[Collection entries]
____________

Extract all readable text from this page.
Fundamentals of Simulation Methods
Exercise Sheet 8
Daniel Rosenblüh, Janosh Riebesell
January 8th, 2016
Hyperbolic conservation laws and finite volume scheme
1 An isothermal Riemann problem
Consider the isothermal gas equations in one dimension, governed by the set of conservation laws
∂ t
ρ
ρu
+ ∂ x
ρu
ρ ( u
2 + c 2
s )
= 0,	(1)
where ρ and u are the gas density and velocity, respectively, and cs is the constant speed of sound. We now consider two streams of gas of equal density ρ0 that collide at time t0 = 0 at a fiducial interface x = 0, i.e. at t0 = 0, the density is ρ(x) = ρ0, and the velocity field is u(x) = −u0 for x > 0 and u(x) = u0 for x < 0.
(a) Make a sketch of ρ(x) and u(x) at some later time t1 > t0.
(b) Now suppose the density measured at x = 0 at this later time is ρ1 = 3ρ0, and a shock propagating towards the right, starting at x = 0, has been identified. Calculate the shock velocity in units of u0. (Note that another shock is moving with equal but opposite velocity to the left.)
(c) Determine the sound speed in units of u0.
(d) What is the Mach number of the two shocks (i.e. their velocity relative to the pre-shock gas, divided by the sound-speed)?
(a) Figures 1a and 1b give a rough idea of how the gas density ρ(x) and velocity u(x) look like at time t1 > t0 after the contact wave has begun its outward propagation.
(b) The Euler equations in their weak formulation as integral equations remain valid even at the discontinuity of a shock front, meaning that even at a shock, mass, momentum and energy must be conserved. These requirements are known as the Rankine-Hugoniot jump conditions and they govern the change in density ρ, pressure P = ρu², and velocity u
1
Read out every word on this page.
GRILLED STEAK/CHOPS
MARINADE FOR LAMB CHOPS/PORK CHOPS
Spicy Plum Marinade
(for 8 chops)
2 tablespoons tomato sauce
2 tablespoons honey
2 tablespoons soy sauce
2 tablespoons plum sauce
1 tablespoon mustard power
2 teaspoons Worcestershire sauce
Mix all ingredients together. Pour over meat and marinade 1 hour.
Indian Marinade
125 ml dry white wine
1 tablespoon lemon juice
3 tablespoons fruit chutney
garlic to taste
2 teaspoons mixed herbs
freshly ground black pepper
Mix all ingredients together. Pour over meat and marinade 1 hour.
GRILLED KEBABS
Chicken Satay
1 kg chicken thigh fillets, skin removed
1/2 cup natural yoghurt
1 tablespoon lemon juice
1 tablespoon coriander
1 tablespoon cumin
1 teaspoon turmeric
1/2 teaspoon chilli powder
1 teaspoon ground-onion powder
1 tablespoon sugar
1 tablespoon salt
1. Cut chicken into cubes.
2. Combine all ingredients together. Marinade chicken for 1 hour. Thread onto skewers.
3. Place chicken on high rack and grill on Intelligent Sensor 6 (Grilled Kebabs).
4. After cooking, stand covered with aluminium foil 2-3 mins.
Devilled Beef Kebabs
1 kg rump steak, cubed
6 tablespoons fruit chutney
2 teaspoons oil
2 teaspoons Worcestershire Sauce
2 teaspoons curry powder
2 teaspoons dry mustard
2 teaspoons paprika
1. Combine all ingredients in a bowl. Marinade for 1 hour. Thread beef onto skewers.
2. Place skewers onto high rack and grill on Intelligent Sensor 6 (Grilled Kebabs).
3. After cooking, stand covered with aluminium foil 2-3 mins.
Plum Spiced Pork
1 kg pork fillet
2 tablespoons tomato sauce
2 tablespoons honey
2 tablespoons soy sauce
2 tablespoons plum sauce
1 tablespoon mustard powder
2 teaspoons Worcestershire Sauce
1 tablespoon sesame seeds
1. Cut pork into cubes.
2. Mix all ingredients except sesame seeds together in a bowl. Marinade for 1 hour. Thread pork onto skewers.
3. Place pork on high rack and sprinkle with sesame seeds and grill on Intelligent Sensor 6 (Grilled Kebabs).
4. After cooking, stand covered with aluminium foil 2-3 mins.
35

____________

### What to do:
Count every line in the data where the string "teaspoons" occurs. Give nothing except the number.

### Solved exercise:
8